Work to be completed
Update the data below by replacing every "bookmark-item" with "bookmark-link" and leaving all other text unchanged.

Some data
--

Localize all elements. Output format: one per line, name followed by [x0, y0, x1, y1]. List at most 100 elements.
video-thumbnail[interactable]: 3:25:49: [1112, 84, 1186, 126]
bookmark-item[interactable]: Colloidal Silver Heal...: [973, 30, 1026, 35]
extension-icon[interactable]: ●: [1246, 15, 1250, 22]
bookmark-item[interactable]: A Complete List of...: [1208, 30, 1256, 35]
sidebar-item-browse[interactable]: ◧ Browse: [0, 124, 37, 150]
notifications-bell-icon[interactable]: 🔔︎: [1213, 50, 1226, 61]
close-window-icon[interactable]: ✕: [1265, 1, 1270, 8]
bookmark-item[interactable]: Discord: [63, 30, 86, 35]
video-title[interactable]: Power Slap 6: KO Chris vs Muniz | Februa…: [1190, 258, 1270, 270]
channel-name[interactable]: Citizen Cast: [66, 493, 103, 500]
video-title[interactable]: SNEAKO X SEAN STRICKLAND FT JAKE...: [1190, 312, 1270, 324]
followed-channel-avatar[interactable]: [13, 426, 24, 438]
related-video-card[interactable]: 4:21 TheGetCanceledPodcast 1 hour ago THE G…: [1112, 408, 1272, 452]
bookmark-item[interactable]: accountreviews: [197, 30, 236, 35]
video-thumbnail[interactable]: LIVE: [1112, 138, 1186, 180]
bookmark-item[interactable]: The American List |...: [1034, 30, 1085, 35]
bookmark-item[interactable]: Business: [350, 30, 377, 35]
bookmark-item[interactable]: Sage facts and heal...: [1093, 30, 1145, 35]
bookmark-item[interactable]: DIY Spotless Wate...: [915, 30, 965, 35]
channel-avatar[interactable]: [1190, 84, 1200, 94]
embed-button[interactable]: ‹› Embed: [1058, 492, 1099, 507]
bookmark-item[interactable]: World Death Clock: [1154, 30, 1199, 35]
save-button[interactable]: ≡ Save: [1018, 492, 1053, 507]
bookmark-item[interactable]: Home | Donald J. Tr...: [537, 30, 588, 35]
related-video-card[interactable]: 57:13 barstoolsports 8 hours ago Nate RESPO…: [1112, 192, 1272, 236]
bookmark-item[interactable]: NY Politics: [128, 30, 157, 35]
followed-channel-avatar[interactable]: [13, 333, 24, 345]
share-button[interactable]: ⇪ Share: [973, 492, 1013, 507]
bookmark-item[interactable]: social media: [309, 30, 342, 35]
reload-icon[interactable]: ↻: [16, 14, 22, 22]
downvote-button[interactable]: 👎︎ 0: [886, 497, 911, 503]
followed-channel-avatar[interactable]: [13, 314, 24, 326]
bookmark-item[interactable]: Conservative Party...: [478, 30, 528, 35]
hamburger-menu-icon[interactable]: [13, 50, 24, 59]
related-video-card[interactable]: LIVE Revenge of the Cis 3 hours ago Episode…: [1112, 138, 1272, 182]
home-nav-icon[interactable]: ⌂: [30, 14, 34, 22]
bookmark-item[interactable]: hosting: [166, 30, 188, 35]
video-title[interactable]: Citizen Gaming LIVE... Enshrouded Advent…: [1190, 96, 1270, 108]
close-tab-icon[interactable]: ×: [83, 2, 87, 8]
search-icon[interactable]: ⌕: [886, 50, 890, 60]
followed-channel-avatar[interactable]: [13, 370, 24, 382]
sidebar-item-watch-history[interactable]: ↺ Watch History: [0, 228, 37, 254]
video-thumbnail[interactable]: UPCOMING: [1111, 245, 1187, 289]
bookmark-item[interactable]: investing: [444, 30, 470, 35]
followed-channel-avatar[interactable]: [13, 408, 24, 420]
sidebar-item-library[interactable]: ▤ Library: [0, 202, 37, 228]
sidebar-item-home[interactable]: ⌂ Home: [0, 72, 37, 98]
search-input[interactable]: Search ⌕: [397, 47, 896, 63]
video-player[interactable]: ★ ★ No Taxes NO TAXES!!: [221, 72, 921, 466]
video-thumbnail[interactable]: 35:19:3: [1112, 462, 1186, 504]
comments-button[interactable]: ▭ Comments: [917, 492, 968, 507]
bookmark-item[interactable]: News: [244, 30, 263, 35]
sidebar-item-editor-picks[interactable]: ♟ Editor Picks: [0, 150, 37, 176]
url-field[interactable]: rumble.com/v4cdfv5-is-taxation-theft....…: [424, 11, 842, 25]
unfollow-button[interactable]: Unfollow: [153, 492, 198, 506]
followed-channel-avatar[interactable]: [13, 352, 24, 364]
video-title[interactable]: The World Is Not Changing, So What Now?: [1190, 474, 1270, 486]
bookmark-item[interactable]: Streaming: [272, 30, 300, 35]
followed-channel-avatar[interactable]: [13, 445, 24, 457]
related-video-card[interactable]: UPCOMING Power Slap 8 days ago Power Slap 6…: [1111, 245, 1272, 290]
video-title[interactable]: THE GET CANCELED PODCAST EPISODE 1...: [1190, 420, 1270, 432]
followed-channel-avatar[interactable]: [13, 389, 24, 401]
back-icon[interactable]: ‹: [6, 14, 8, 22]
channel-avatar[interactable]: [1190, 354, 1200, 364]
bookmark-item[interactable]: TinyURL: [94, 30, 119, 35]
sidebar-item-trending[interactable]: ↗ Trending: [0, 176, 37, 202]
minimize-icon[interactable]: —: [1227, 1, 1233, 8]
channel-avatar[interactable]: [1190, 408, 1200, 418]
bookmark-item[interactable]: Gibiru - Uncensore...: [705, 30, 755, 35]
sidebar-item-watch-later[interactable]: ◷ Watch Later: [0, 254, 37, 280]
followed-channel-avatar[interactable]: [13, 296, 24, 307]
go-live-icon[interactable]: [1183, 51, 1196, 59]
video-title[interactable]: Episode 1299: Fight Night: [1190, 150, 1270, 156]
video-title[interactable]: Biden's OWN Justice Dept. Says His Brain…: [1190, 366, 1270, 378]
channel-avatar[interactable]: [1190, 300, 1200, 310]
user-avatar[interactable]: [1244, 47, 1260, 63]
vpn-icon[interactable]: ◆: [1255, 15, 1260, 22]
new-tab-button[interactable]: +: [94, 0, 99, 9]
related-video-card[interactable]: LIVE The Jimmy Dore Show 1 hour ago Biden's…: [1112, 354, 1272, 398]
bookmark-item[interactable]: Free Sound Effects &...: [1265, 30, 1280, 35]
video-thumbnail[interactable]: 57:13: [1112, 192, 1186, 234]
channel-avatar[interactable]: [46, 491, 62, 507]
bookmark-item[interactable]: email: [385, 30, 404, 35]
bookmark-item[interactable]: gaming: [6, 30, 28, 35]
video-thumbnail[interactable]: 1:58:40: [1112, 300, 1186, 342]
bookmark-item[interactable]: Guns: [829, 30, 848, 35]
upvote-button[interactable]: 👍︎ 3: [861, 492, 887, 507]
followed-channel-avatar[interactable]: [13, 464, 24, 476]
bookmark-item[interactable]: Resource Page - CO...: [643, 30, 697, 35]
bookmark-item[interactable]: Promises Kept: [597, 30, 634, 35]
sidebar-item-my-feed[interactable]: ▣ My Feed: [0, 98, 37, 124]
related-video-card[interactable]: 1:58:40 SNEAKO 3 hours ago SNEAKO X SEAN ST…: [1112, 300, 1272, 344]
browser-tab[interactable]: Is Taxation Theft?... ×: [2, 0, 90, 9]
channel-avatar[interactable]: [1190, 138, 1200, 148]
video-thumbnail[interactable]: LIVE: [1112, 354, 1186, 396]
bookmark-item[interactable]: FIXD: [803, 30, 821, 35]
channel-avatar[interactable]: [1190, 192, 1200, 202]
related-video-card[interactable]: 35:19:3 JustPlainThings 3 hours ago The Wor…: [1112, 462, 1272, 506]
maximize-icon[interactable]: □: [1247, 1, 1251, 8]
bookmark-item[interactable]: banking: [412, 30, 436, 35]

--

Task result
Localize all elements. Output format: one per line, name followed by [x0, y0, x1, y1]. List at most 100 elements.
video-thumbnail[interactable]: 3:25:49: [1112, 84, 1186, 126]
bookmark-link[interactable]: Colloidal Silver Heal...: [973, 30, 1026, 35]
extension-icon[interactable]: ●: [1246, 15, 1250, 22]
bookmark-link[interactable]: A Complete List of...: [1208, 30, 1256, 35]
sidebar-item-browse[interactable]: ◧ Browse: [0, 124, 37, 150]
notifications-bell-icon[interactable]: 🔔︎: [1213, 50, 1226, 61]
close-window-icon[interactable]: ✕: [1265, 1, 1270, 8]
bookmark-link[interactable]: Discord: [63, 30, 86, 35]
video-title[interactable]: Power Slap 6: KO Chris vs Muniz | Februa…: [1190, 258, 1270, 270]
channel-name[interactable]: Citizen Cast: [66, 493, 103, 500]
video-title[interactable]: SNEAKO X SEAN STRICKLAND FT JAKE...: [1190, 312, 1270, 324]
followed-channel-avatar[interactable]: [13, 426, 24, 438]
related-video-card[interactable]: 4:21 TheGetCanceledPodcast 1 hour ago THE G…: [1112, 408, 1272, 452]
bookmark-link[interactable]: accountreviews: [197, 30, 236, 35]
video-thumbnail[interactable]: LIVE: [1112, 138, 1186, 180]
bookmark-link[interactable]: The American List |...: [1034, 30, 1085, 35]
bookmark-link[interactable]: Business: [350, 30, 377, 35]
bookmark-link[interactable]: Sage facts and heal...: [1093, 30, 1145, 35]
bookmark-link[interactable]: DIY Spotless Wate...: [915, 30, 965, 35]
channel-avatar[interactable]: [1190, 84, 1200, 94]
embed-button[interactable]: ‹› Embed: [1058, 492, 1099, 507]
bookmark-link[interactable]: World Death Clock: [1154, 30, 1199, 35]
save-button[interactable]: ≡ Save: [1018, 492, 1053, 507]
bookmark-link[interactable]: Home | Donald J. Tr...: [537, 30, 588, 35]
related-video-card[interactable]: 57:13 barstoolsports 8 hours ago Nate RESPO…: [1112, 192, 1272, 236]
bookmark-link[interactable]: NY Politics: [128, 30, 157, 35]
followed-channel-avatar[interactable]: [13, 333, 24, 345]
share-button[interactable]: ⇪ Share: [973, 492, 1013, 507]
bookmark-link[interactable]: social media: [309, 30, 342, 35]
reload-icon[interactable]: ↻: [16, 14, 22, 22]
downvote-button[interactable]: 👎︎ 0: [886, 497, 911, 503]
followed-channel-avatar[interactable]: [13, 314, 24, 326]
bookmark-link[interactable]: Conservative Party...: [478, 30, 528, 35]
hamburger-menu-icon[interactable]: [13, 50, 24, 59]
related-video-card[interactable]: LIVE Revenge of the Cis 3 hours ago Episode…: [1112, 138, 1272, 182]
home-nav-icon[interactable]: ⌂: [30, 14, 34, 22]
bookmark-link[interactable]: hosting: [166, 30, 188, 35]
video-title[interactable]: Citizen Gaming LIVE... Enshrouded Advent…: [1190, 96, 1270, 108]
close-tab-icon[interactable]: ×: [83, 2, 87, 8]
search-icon[interactable]: ⌕: [886, 50, 890, 60]
followed-channel-avatar[interactable]: [13, 370, 24, 382]
sidebar-item-watch-history[interactable]: ↺ Watch History: [0, 228, 37, 254]
video-thumbnail[interactable]: UPCOMING: [1111, 245, 1187, 289]
bookmark-link[interactable]: investing: [444, 30, 470, 35]
followed-channel-avatar[interactable]: [13, 408, 24, 420]
sidebar-item-library[interactable]: ▤ Library: [0, 202, 37, 228]
sidebar-item-home[interactable]: ⌂ Home: [0, 72, 37, 98]
search-input[interactable]: Search ⌕: [397, 47, 896, 63]
video-player[interactable]: ★ ★ No Taxes NO TAXES!!: [221, 72, 921, 466]
video-thumbnail[interactable]: 35:19:3: [1112, 462, 1186, 504]
comments-button[interactable]: ▭ Comments: [917, 492, 968, 507]
bookmark-link[interactable]: News: [244, 30, 263, 35]
sidebar-item-editor-picks[interactable]: ♟ Editor Picks: [0, 150, 37, 176]
url-field[interactable]: rumble.com/v4cdfv5-is-taxation-theft....…: [424, 11, 842, 25]
unfollow-button[interactable]: Unfollow: [153, 492, 198, 506]
followed-channel-avatar[interactable]: [13, 352, 24, 364]
video-title[interactable]: The World Is Not Changing, So What Now?: [1190, 474, 1270, 486]
bookmark-link[interactable]: Streaming: [272, 30, 300, 35]
followed-channel-avatar[interactable]: [13, 445, 24, 457]
related-video-card[interactable]: UPCOMING Power Slap 8 days ago Power Slap 6…: [1111, 245, 1272, 290]
video-title[interactable]: THE GET CANCELED PODCAST EPISODE 1...: [1190, 420, 1270, 432]
followed-channel-avatar[interactable]: [13, 389, 24, 401]
back-icon[interactable]: ‹: [6, 14, 8, 22]
channel-avatar[interactable]: [1190, 354, 1200, 364]
bookmark-link[interactable]: TinyURL: [94, 30, 119, 35]
sidebar-item-trending[interactable]: ↗ Trending: [0, 176, 37, 202]
minimize-icon[interactable]: —: [1227, 1, 1233, 8]
channel-avatar[interactable]: [1190, 408, 1200, 418]
bookmark-link[interactable]: Gibiru - Uncensore...: [705, 30, 755, 35]
sidebar-item-watch-later[interactable]: ◷ Watch Later: [0, 254, 37, 280]
followed-channel-avatar[interactable]: [13, 296, 24, 307]
go-live-icon[interactable]: [1183, 51, 1196, 59]
video-title[interactable]: Episode 1299: Fight Night: [1190, 150, 1270, 156]
video-title[interactable]: Biden's OWN Justice Dept. Says His Brain…: [1190, 366, 1270, 378]
channel-avatar[interactable]: [1190, 300, 1200, 310]
user-avatar[interactable]: [1244, 47, 1260, 63]
vpn-icon[interactable]: ◆: [1255, 15, 1260, 22]
new-tab-button[interactable]: +: [94, 0, 99, 9]
related-video-card[interactable]: LIVE The Jimmy Dore Show 1 hour ago Biden's…: [1112, 354, 1272, 398]
bookmark-link[interactable]: Free Sound Effects &...: [1265, 30, 1280, 35]
video-thumbnail[interactable]: 57:13: [1112, 192, 1186, 234]
channel-avatar[interactable]: [46, 491, 62, 507]
bookmark-link[interactable]: email: [385, 30, 404, 35]
bookmark-link[interactable]: gaming: [6, 30, 28, 35]
video-thumbnail[interactable]: 1:58:40: [1112, 300, 1186, 342]
bookmark-link[interactable]: Guns: [829, 30, 848, 35]
upvote-button[interactable]: 👍︎ 3: [861, 492, 887, 507]
followed-channel-avatar[interactable]: [13, 464, 24, 476]
bookmark-link[interactable]: Resource Page - CO...: [643, 30, 697, 35]
bookmark-link[interactable]: Promises Kept: [597, 30, 634, 35]
sidebar-item-my-feed[interactable]: ▣ My Feed: [0, 98, 37, 124]
related-video-card[interactable]: 1:58:40 SNEAKO 3 hours ago SNEAKO X SEAN ST…: [1112, 300, 1272, 344]
browser-tab[interactable]: Is Taxation Theft?... ×: [2, 0, 90, 9]
channel-avatar[interactable]: [1190, 138, 1200, 148]
video-thumbnail[interactable]: LIVE: [1112, 354, 1186, 396]
bookmark-link[interactable]: FIXD: [803, 30, 821, 35]
channel-avatar[interactable]: [1190, 192, 1200, 202]
related-video-card[interactable]: 35:19:3 JustPlainThings 3 hours ago The Wor…: [1112, 462, 1272, 506]
maximize-icon[interactable]: □: [1247, 1, 1251, 8]
bookmark-link[interactable]: banking: [412, 30, 436, 35]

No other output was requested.